**PROBLEM DETAILS**
Set down each entry exactly as given; pictures should not appear in the copy.

Records from a dataset:
* * * * * * * * *

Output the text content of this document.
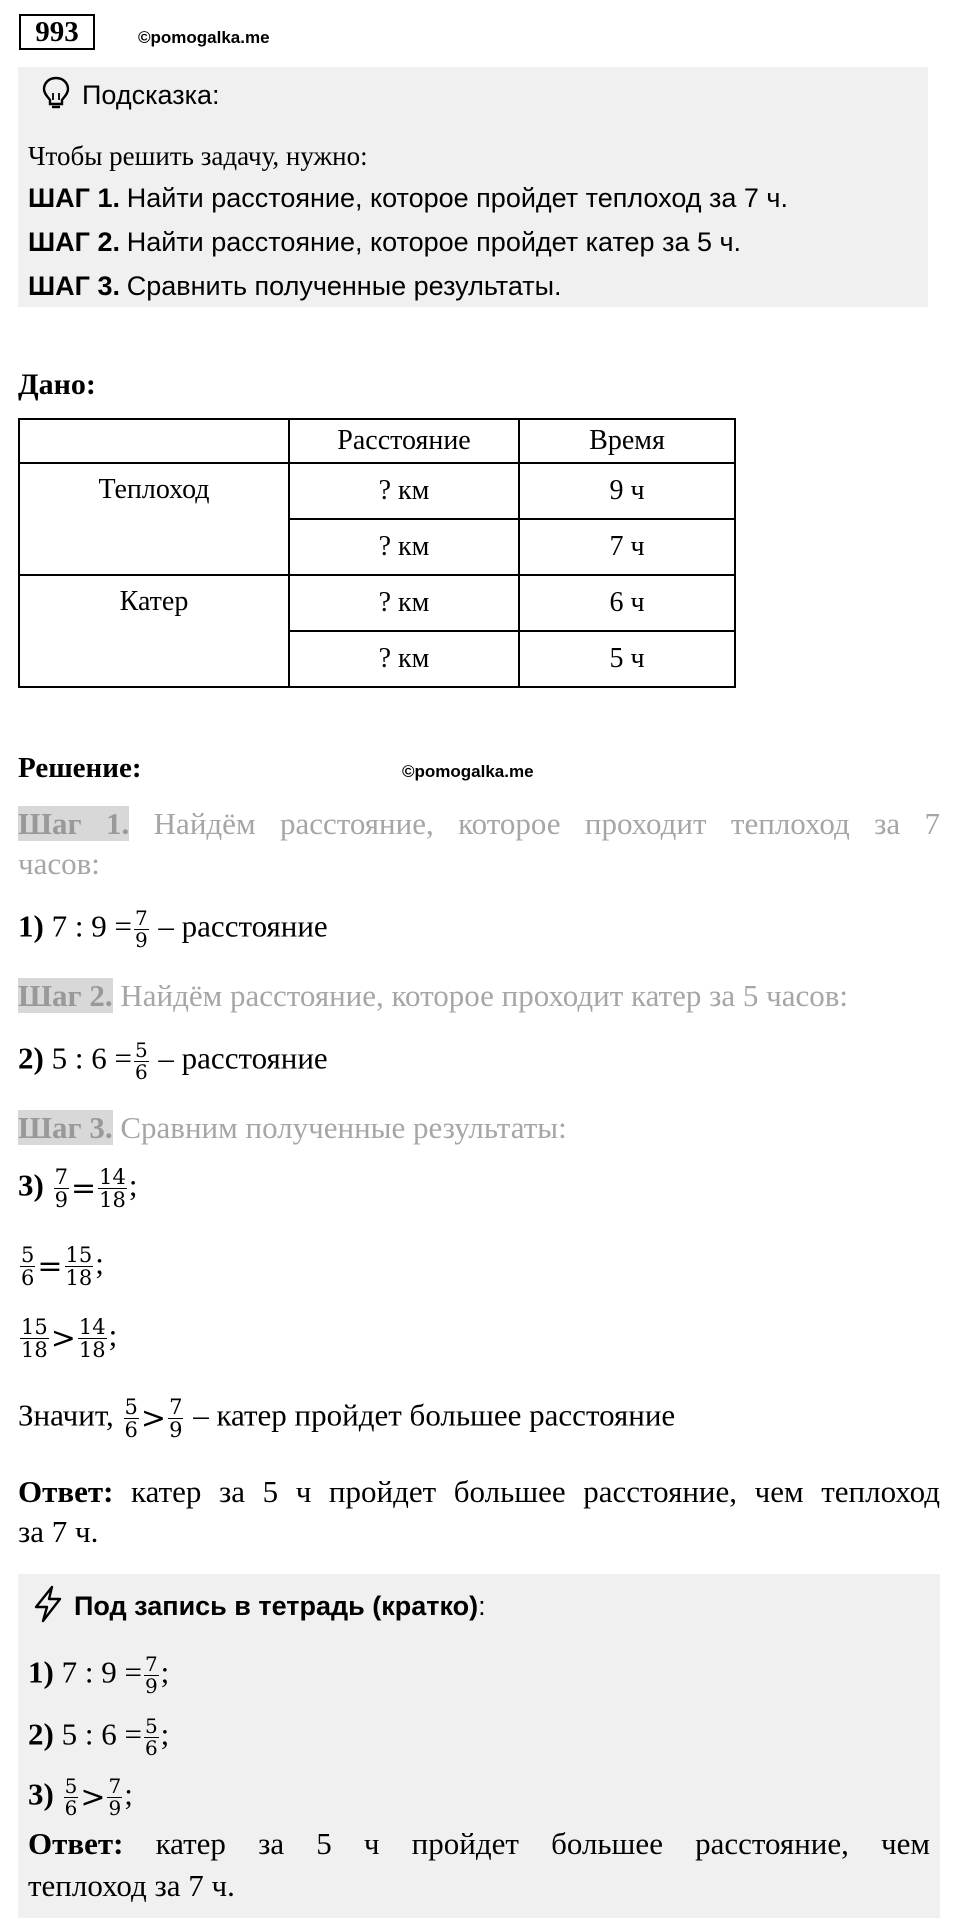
993	©pomogalka.me
Подсказка:
Чтобы решить задачу, нужно:
ШАГ 1. Найти расстояние, которое пройдет теплоход за 7 ч.
ШАГ 2. Найти расстояние, которое пройдет катер за 5 ч.
ШАГ 3. Сравнить полученные результаты.
Дано:
	Расстояние	Время
Теплоход	? км	9 ч
	? км	7 ч
Катер	? км	6 ч
	? км	5 ч
Решение:	©pomogalka.me
Шаг 1. Найдём расстояние, которое проходит теплоход за 7
часов:
1) 7 : $9 = \frac{7}{9}$ – расстояние
Шаг 2. Найдём расстояние, которое проходит катер за 5 часов:
2) 5 : $6 = \frac{5}{6}$ – расстояние
Шаг 3. Сравним полученные результаты:
$3) \frac{7}{9} = \frac{14}{18}$ ;
$\frac{5}{6} = \frac{15}{18}$ ;
$\frac{15}{18} > \frac{14}{18}$ ;
Значит, $\frac{5}{6} > \frac{7}{9}$ – катер пройдет большее расстояние
Ответ: катер за 5 ч пройдет большее расстояние, чем теплоход
за 7 ч.
Под запись в тетрадь (кратко):
1) 7 : $9 = \frac{7}{9}$ ;
2) 5 : $6 = \frac{5}{6}$ ;
$3) \frac{5}{6} > \frac{7}{9}$ ;
Ответ: катер за 5 ч пройдет большее расстояние, чем
теплоход за 7 ч.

* * * * * * * * *

**WORKED SOLUTION**
Output the text content of this document.
993	©pomogalka.me
Подсказка:
Чтобы решить задачу, нужно:
ШАГ 1. Найти расстояние, которое пройдет теплоход за 7 ч.
ШАГ 2. Найти расстояние, которое пройдет катер за 5 ч.
ШАГ 3. Сравнить полученные результаты.
Дано:
	Расстояние	Время
Теплоход	? км	9 ч
	? км	7 ч
Катер	? км	6 ч
	? км	5 ч
Решение:	©pomogalka.me
Шаг 1. Найдём расстояние, которое проходит теплоход за 7
часов:
1) 7 : $9 = \frac{7}{9}$ – расстояние
Шаг 2. Найдём расстояние, которое проходит катер за 5 часов:
2) 5 : $6 = \frac{5}{6}$ – расстояние
Шаг 3. Сравним полученные результаты:
$3) \frac{7}{9} = \frac{14}{18}$ ;
$\frac{5}{6} = \frac{15}{18}$ ;
$\frac{15}{18} > \frac{14}{18}$ ;
Значит, $\frac{5}{6} > \frac{7}{9}$ – катер пройдет большее расстояние
Ответ: катер за 5 ч пройдет большее расстояние, чем теплоход
за 7 ч.
Под запись в тетрадь (кратко):
1) 7 : $9 = \frac{7}{9}$ ;
2) 5 : $6 = \frac{5}{6}$ ;
$3) \frac{5}{6} > \frac{7}{9}$ ;
Ответ: катер за 5 ч пройдет большее расстояние, чем
теплоход за 7 ч.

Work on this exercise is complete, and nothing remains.